Extracts from a graphics dataset:
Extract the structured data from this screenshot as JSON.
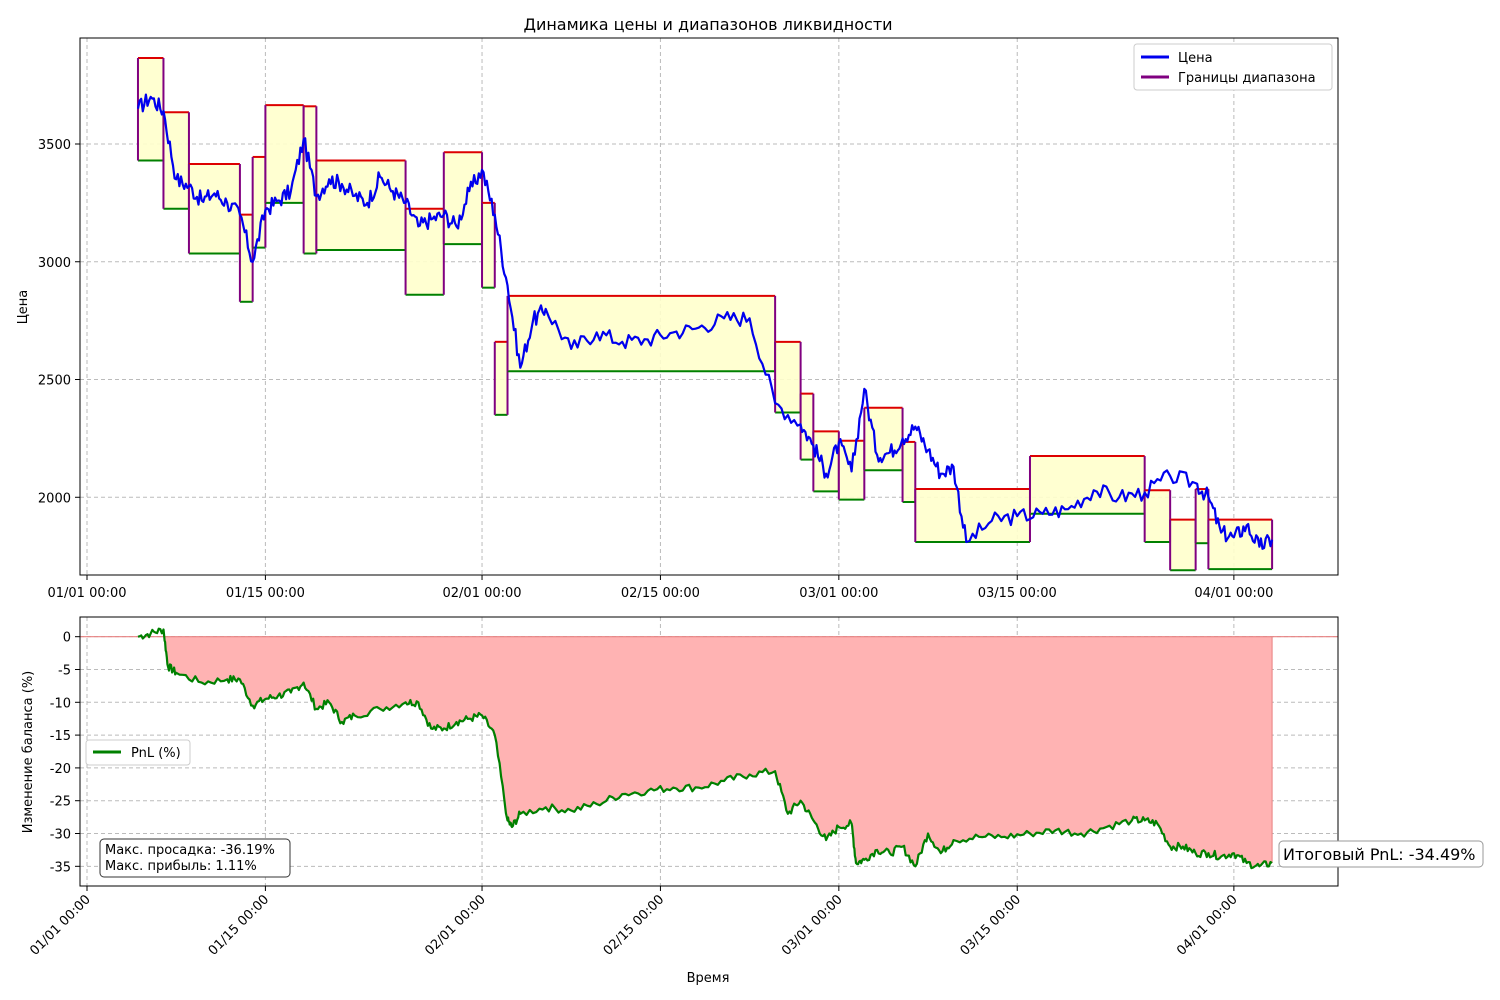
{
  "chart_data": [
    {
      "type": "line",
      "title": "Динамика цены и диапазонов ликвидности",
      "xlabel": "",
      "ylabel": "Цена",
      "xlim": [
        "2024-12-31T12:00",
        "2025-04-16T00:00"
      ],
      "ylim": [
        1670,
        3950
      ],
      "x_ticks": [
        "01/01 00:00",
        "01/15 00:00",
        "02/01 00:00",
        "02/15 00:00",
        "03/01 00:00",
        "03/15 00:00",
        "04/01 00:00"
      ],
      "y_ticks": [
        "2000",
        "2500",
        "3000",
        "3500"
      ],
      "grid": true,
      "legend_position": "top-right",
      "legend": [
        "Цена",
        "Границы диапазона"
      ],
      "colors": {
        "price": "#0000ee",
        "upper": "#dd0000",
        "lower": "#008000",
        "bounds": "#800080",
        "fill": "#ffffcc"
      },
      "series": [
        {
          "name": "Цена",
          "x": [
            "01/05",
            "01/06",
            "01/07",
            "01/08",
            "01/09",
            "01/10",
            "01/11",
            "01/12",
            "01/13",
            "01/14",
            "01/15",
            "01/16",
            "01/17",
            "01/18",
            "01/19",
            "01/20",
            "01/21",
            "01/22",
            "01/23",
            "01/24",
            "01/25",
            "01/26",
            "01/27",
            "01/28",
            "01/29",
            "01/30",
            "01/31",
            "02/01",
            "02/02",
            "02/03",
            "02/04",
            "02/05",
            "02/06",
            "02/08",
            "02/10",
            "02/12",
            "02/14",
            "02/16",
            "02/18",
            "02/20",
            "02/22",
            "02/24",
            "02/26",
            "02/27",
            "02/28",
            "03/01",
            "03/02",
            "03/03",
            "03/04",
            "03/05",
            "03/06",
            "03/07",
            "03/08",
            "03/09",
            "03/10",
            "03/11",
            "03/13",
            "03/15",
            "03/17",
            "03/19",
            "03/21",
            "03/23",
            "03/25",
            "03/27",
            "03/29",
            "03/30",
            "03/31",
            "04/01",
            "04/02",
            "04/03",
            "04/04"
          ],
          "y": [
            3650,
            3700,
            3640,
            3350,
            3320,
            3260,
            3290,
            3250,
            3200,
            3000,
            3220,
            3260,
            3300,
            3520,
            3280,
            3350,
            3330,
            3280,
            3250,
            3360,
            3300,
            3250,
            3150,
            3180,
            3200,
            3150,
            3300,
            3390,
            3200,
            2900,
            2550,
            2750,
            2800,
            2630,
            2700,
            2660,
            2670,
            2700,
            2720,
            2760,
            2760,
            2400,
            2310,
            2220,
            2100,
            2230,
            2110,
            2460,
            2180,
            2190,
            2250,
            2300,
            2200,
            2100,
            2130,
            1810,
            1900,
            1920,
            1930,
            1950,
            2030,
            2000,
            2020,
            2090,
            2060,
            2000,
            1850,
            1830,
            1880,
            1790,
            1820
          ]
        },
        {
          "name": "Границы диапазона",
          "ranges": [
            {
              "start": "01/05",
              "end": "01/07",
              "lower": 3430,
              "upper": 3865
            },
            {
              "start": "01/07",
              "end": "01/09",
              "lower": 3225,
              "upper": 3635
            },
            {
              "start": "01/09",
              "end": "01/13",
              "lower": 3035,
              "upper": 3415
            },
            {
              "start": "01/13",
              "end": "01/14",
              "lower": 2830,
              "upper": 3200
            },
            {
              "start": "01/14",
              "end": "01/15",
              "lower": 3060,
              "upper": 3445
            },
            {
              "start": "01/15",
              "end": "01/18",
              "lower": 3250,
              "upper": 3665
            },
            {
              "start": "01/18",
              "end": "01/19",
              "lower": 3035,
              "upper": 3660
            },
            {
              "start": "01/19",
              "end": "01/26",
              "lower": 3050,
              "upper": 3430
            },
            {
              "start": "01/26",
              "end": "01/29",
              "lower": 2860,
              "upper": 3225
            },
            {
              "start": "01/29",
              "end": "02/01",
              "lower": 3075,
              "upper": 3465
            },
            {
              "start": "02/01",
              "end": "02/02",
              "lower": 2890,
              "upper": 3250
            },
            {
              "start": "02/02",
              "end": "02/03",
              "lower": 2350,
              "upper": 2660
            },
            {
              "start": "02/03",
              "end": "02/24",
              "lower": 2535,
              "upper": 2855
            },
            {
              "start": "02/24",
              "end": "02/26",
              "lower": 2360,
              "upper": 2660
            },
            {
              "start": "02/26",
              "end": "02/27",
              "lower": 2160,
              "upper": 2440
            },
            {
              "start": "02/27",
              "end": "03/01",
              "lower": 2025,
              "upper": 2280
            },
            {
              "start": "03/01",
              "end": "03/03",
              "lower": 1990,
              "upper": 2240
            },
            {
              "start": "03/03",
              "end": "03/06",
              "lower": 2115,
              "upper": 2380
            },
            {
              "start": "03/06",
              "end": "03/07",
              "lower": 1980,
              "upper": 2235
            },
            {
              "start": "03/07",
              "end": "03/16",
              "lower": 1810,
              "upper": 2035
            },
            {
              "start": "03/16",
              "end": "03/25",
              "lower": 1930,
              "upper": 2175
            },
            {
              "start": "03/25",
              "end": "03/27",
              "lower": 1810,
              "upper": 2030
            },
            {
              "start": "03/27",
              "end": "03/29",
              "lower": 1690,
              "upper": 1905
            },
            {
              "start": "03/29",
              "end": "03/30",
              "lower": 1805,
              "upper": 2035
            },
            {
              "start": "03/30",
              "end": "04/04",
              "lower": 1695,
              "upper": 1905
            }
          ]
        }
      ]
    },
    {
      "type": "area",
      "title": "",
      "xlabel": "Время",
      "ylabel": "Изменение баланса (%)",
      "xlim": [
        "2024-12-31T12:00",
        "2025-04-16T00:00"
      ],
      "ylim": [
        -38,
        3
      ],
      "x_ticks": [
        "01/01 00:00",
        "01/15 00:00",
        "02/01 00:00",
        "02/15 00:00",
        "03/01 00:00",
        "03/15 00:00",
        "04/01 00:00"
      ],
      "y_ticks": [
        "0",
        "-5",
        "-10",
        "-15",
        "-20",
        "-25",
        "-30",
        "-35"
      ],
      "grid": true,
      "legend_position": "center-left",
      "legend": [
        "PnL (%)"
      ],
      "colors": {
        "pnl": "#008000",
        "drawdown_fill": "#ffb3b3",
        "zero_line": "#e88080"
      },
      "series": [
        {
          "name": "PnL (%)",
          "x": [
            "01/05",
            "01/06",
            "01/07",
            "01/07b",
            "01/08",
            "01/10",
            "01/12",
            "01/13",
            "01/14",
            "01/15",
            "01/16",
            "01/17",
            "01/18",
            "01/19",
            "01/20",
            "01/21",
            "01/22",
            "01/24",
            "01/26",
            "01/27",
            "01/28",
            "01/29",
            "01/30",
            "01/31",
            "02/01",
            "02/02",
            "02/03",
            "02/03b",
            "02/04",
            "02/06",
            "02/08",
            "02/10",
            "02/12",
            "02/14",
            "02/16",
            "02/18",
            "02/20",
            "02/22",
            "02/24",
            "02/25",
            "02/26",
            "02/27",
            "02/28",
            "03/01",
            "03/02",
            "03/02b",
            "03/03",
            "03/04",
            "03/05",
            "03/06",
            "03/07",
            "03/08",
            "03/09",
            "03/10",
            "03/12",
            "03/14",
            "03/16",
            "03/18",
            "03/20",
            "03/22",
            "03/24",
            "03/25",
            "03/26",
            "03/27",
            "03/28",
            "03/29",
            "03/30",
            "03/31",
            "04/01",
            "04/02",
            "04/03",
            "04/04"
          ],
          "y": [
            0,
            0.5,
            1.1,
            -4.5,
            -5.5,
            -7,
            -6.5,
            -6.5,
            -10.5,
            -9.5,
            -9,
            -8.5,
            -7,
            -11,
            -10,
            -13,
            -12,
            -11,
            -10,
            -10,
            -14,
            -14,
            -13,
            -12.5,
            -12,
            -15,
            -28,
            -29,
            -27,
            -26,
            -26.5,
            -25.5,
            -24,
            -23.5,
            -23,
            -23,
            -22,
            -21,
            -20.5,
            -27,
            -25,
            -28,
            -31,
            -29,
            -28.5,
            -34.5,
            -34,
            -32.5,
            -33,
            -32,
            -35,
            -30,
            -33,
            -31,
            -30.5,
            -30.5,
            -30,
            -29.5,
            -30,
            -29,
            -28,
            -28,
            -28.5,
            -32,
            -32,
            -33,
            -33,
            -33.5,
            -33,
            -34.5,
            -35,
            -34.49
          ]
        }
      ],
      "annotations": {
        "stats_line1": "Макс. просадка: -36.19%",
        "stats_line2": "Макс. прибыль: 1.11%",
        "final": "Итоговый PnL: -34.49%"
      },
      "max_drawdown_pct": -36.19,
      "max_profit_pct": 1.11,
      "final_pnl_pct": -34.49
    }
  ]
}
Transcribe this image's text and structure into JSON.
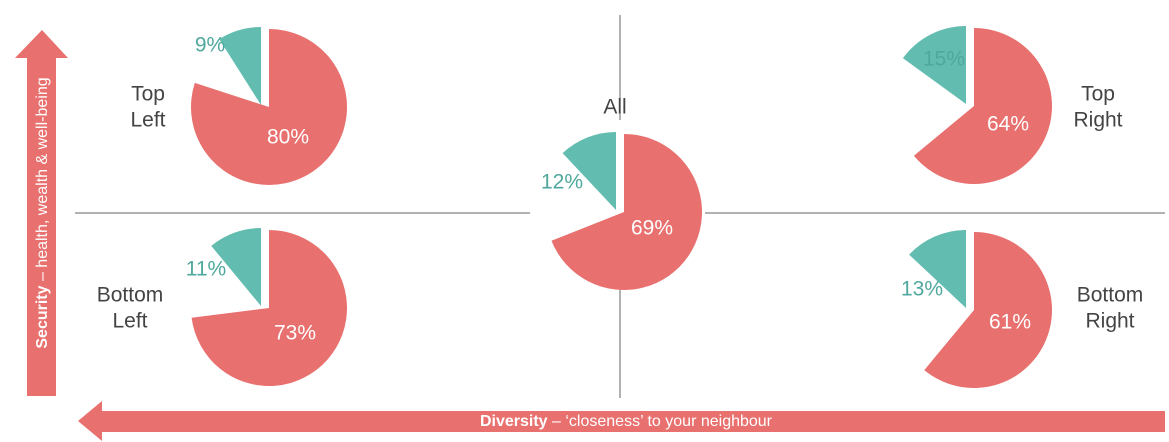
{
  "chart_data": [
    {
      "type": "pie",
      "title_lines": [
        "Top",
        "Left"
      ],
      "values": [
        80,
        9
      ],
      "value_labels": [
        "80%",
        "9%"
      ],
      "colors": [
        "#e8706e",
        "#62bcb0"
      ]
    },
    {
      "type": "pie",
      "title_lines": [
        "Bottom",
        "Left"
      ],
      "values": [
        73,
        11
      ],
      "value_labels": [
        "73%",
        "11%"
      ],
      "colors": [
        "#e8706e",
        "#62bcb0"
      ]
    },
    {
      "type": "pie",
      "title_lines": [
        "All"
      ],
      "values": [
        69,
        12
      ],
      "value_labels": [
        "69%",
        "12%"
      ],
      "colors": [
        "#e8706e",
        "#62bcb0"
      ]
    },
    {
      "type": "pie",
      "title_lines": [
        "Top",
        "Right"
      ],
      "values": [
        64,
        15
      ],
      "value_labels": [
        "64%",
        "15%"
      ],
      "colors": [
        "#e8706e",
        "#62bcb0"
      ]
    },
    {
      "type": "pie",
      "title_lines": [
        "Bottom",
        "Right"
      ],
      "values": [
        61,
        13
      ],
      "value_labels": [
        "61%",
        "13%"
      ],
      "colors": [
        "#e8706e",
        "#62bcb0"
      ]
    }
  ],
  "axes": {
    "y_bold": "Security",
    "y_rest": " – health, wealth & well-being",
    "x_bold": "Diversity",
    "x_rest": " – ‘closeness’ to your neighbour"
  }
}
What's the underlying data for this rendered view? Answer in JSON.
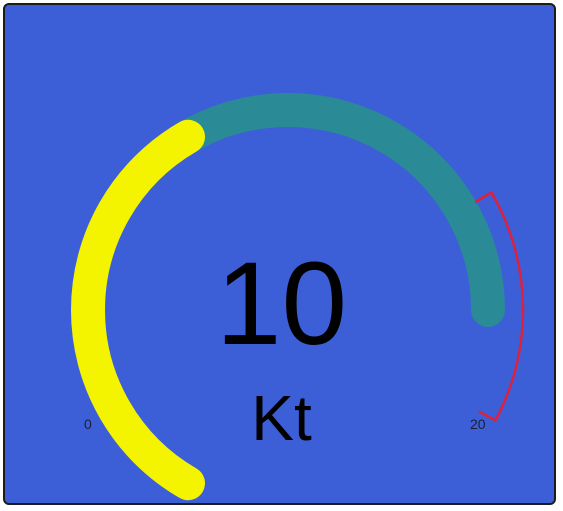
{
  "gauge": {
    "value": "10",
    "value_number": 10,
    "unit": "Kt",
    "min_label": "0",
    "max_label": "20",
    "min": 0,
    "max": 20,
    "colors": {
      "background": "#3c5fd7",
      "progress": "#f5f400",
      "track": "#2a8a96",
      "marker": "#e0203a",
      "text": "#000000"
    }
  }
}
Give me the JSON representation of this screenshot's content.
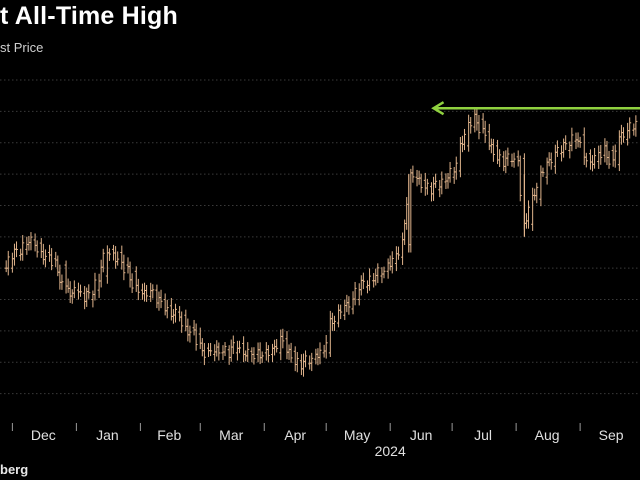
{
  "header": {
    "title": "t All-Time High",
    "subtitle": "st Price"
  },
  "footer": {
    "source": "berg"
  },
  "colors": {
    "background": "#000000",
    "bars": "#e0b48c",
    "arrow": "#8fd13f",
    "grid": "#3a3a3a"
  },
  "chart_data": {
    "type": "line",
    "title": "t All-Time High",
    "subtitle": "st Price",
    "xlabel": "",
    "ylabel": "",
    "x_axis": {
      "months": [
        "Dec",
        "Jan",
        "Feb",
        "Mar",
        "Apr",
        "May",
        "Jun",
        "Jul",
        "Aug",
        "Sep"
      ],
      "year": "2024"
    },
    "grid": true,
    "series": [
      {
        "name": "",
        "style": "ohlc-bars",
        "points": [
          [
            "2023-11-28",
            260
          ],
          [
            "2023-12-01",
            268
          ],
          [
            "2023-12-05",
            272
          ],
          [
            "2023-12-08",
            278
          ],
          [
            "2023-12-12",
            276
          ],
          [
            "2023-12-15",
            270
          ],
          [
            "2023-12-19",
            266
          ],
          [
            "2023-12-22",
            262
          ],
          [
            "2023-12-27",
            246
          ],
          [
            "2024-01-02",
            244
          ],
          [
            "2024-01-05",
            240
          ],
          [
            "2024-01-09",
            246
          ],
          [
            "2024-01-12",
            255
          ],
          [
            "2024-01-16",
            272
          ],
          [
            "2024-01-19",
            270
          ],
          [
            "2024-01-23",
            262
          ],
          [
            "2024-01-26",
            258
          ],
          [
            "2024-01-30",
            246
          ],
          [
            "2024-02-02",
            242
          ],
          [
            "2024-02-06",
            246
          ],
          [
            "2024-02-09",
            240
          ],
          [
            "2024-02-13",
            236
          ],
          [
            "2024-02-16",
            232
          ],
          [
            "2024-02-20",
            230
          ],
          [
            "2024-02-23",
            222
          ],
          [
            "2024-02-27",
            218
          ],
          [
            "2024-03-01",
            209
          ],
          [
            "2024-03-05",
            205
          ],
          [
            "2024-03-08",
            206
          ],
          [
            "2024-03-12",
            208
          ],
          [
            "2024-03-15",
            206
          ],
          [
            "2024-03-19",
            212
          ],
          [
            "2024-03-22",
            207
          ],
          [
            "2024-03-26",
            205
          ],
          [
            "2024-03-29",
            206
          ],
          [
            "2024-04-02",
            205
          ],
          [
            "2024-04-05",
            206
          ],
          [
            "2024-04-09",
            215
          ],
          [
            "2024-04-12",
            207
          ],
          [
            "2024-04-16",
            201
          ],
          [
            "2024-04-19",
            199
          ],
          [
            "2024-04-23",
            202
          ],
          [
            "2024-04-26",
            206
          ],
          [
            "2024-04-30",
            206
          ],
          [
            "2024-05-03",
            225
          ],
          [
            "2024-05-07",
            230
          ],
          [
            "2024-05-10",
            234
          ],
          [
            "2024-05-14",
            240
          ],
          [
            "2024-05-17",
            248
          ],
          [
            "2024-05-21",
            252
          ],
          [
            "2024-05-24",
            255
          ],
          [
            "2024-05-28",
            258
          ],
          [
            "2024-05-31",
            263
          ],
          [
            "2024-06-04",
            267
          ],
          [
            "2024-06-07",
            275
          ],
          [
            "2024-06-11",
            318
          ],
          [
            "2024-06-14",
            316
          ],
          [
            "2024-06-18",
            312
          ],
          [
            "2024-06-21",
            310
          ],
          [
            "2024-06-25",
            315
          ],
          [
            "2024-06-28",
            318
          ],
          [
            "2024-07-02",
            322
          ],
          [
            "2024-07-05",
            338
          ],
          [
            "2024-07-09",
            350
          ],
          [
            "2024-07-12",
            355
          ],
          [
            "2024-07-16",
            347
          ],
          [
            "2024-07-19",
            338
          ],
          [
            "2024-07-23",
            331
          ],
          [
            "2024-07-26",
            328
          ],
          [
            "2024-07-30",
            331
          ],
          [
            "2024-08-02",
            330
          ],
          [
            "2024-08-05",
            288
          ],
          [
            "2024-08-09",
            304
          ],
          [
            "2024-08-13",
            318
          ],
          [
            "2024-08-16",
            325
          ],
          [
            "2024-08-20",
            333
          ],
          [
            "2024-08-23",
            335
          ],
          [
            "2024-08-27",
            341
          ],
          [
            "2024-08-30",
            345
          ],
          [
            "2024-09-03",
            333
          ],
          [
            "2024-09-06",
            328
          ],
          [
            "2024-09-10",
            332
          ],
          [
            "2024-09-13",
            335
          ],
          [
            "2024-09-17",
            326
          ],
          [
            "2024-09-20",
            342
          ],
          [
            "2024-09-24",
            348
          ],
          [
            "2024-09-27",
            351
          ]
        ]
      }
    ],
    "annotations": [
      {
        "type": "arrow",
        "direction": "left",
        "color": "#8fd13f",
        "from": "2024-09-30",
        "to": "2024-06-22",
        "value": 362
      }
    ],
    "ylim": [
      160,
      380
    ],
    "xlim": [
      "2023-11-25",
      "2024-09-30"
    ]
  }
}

• [Written problem]
Write out every line of the entries that holds the word "name".

• [Result below]
          "name": "Цена",
          "name": "Границы диапазона",
          "name": "PnL (%)",
        "name": "",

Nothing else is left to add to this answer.